INSTRUCTIONS FOR THE TASK:
Search the listing for the string "判断推论" and copy every line that contains it.

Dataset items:

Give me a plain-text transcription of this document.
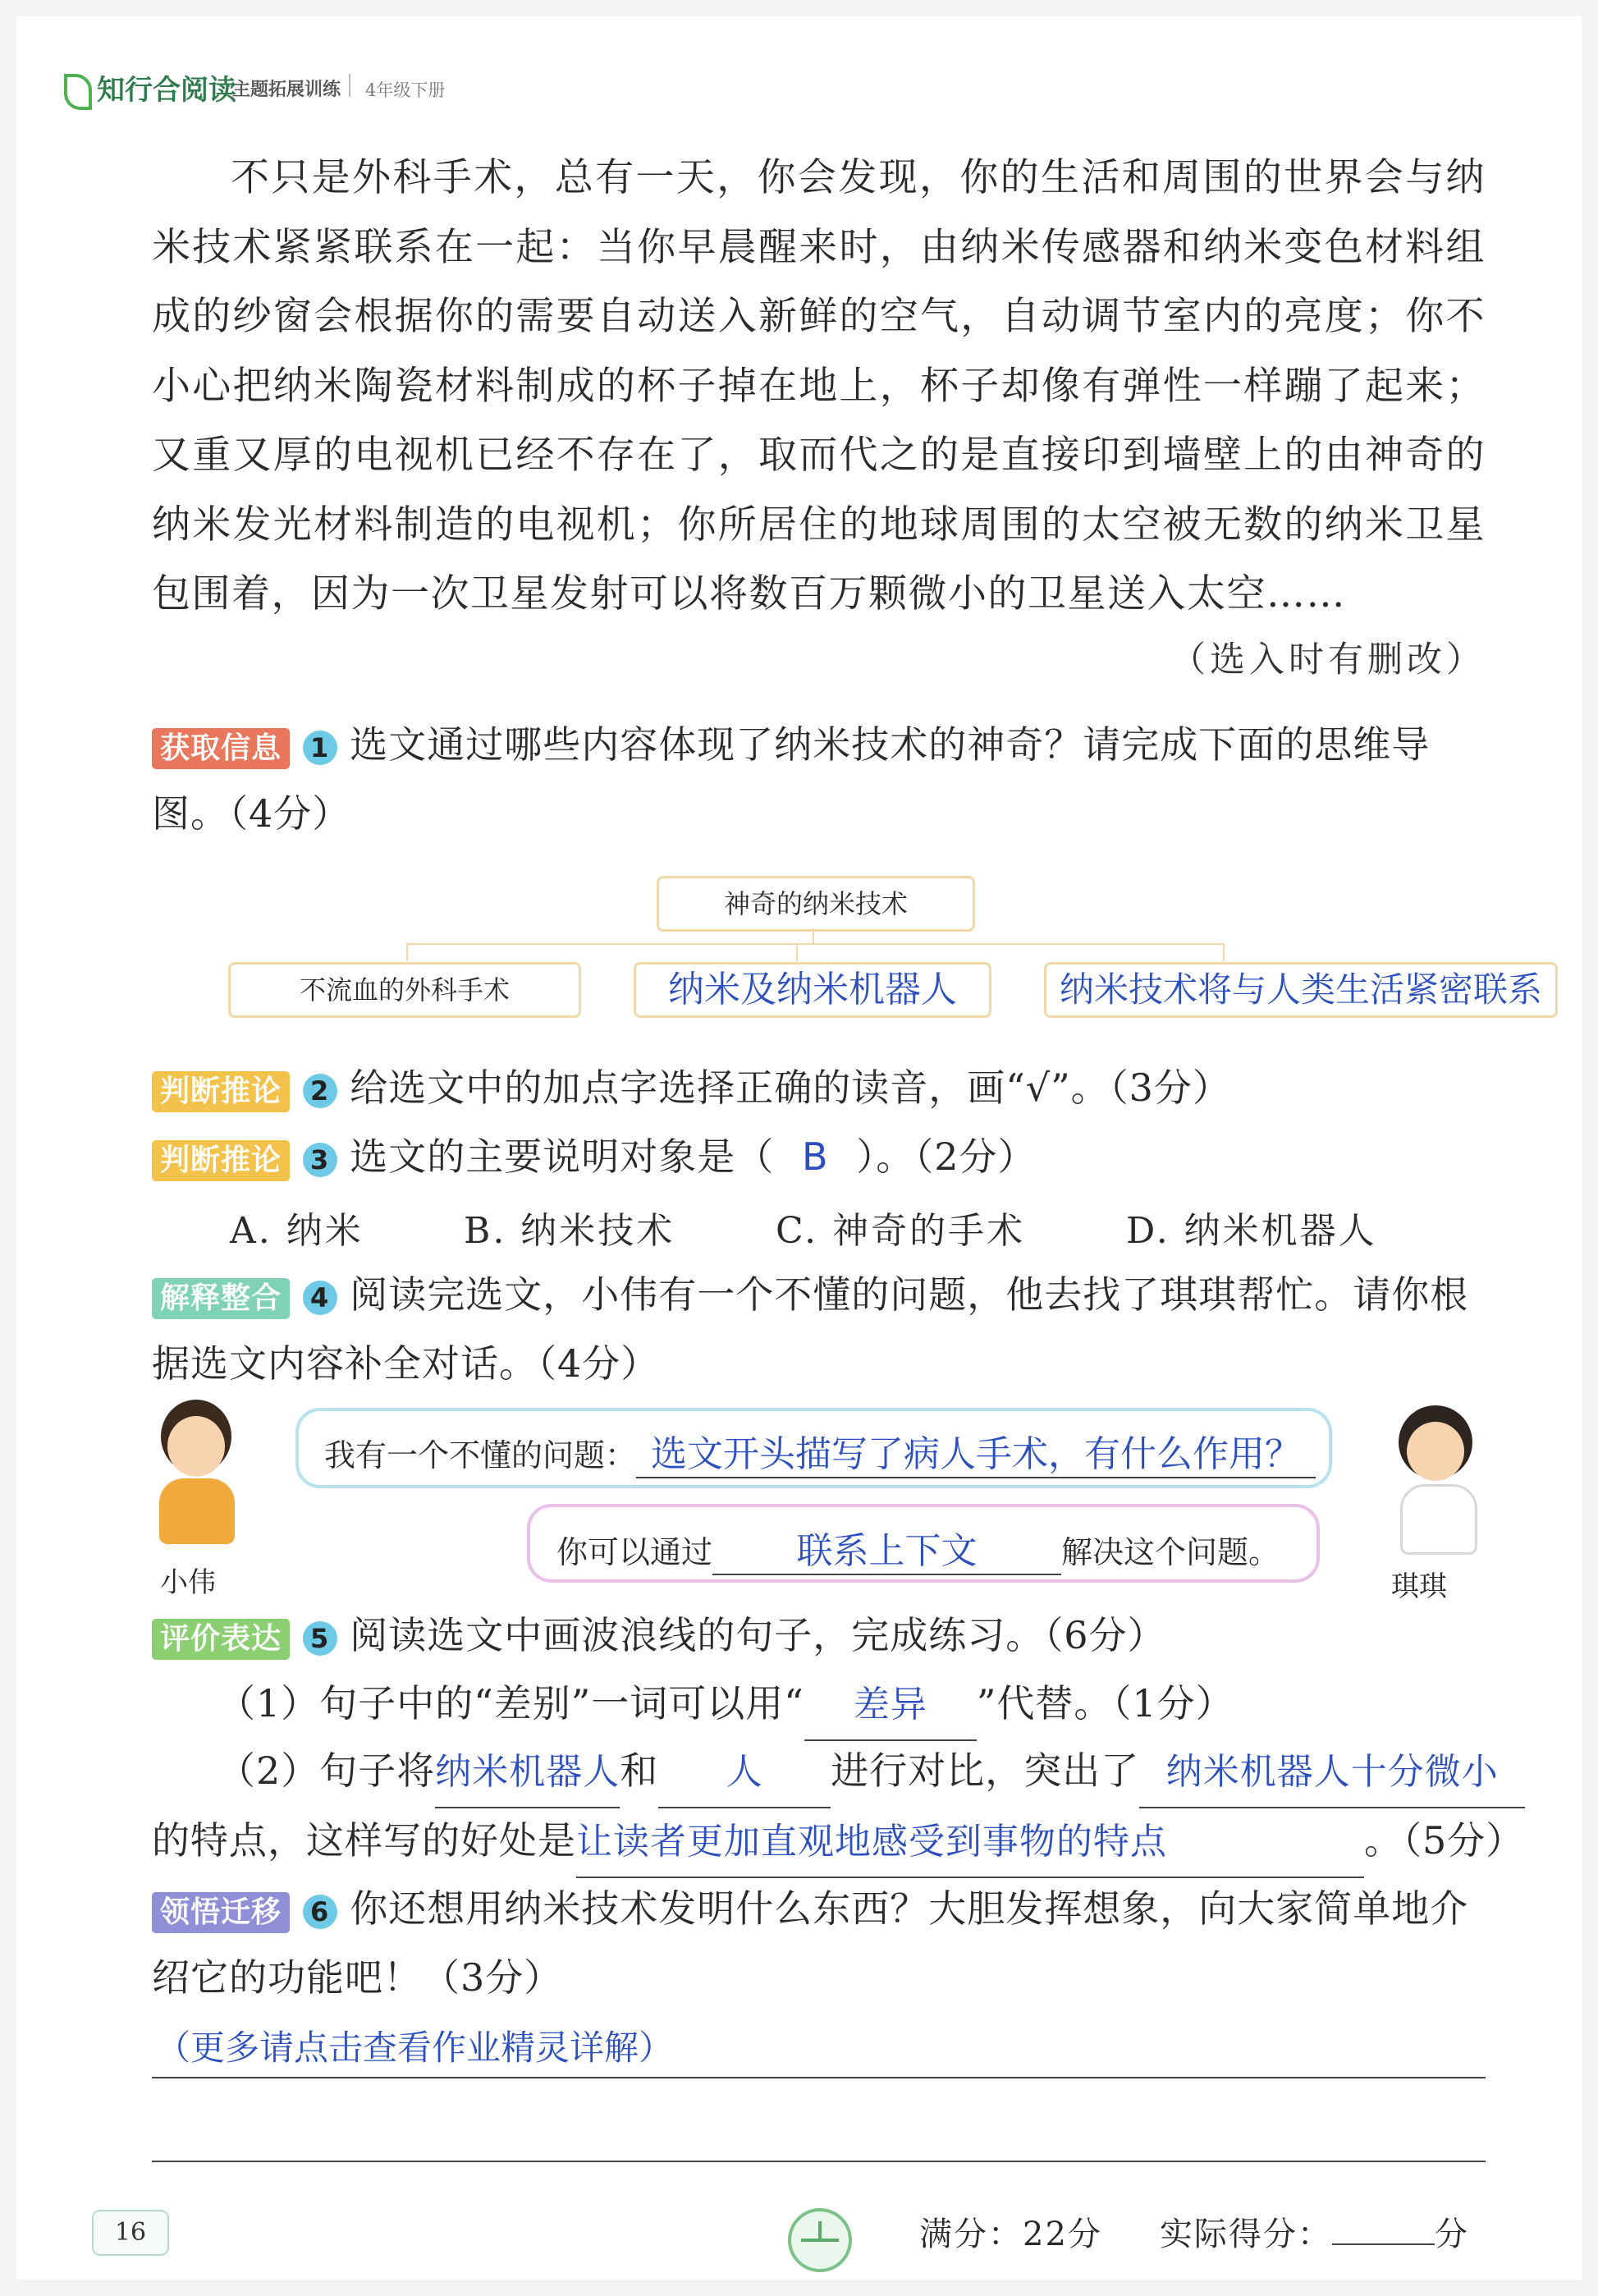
知行合阅读
主题拓展训练 4年级下册

不只是外科手术，总有一天，你会发现，你的生活和周围的世界会与纳米技术紧紧联系在一起：当你早晨醒来时，由纳米传感器和纳米变色材料组成的纱窗会根据你的需要自动送入新鲜的空气，自动调节室内的亮度；你不小心把纳米陶瓷材料制成的杯子掉在地上，杯子却像有弹性一样蹦了起来；又重又厚的电视机已经不存在了，取而代之的是直接印到墙壁上的由神奇的纳米发光材料制造的电视机；你所居住的地球周围的太空被无数的纳米卫星包围着，因为一次卫星发射可以将数百万颗微小的卫星送入太空……

（选入时有删改）
获取信息 1 选文通过哪些内容体现了纳米技术的神奇？请完成下面的思维导图。（4分）
神奇的纳米技术
不流血的外科手术	纳米及纳米机器人	纳米技术将与人类生活紧密联系
判断推论 2 给选文中的加点字选择正确的读音，画“√”。（3分）
判断推论 3 选文的主要说明对象是（ B ）。（2分）
A. 纳米	B. 纳米技术	C. 神奇的手术	D. 纳米机器人
解释整合 4 阅读完选文，小伟有一个不懂的问题，他去找了琪琪帮忙。请你根据选文内容补全对话。（4分）
小伟
我有一个不懂的问题： 选文开头描写了病人手术，有什么作用？
琪琪
你可以通过 联系上下文	解决这个问题。
评价表达 5 阅读选文中画波浪线的句子，完成练习。（6分）
（1）句子中的“差别”一词可以用“ 差异 ”代替。（1分）
（2）句子将纳米机器人和 人 进行对比，突出了 纳米机器人十分微小
的特点，这样写的好处是让读者更加直观地感受到事物的特点	。（5分）
领悟迁移 6 你还想用纳米技术发明什么东西？大胆发挥想象，向大家简单地介绍它的功能吧！（3分）
（更多请点击查看作业精灵详解）
16	满分：22分 实际得分：	分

SOLUTION TO THIS TASK:
判断推论 2 给选文中的加点字选择正确的读音，画“√”。（3分）
判断推论 3 选文的主要说明对象是（ B ）。（2分）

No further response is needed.